-------- Exercise inputs --------

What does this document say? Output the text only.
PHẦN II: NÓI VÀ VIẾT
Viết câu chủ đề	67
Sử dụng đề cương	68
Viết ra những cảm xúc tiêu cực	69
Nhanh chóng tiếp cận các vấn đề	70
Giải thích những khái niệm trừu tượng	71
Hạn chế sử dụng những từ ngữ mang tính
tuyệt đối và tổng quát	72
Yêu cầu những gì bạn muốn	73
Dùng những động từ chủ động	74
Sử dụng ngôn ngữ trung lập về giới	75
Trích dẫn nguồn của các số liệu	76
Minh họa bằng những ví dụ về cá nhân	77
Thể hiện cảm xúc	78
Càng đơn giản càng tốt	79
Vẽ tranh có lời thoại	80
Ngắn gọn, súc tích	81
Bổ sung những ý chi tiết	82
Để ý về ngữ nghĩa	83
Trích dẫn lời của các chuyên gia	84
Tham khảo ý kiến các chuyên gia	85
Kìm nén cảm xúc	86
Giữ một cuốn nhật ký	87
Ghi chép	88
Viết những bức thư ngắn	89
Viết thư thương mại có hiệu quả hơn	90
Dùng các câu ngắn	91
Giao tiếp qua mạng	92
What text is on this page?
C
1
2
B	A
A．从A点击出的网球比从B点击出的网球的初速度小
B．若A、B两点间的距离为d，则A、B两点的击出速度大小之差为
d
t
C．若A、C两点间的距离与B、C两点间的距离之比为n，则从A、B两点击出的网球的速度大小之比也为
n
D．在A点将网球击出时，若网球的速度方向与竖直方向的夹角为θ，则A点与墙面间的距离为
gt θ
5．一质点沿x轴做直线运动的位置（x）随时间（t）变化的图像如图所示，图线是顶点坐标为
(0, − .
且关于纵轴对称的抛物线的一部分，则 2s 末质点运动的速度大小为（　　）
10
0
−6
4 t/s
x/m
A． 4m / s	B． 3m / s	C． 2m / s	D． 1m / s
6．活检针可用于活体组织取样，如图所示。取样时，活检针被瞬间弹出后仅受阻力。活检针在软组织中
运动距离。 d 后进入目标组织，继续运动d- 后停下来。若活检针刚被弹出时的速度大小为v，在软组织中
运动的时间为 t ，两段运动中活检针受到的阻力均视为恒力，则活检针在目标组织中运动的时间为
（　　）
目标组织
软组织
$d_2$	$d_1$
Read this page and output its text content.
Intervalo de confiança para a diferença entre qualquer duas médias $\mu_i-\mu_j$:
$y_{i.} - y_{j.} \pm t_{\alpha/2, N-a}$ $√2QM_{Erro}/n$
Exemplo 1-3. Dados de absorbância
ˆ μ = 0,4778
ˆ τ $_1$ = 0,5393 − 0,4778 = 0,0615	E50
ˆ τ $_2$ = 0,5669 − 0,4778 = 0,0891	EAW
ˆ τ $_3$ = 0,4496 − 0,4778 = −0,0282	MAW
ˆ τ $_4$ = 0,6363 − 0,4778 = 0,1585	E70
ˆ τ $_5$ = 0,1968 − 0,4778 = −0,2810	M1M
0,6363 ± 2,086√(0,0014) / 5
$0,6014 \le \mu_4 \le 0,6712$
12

--------

• _Task to carry out_
Select the lines from the entries that include the word "những".

• _Response to the task_
Viết ra những cảm xúc tiêu cực	69
Giải thích những khái niệm trừu tượng	71
Hạn chế sử dụng những từ ngữ mang tính
Yêu cầu những gì bạn muốn	73
Dùng những động từ chủ động	74
Minh họa bằng những ví dụ về cá nhân	77
Bổ sung những ý chi tiết	82
Viết những bức thư ngắn	89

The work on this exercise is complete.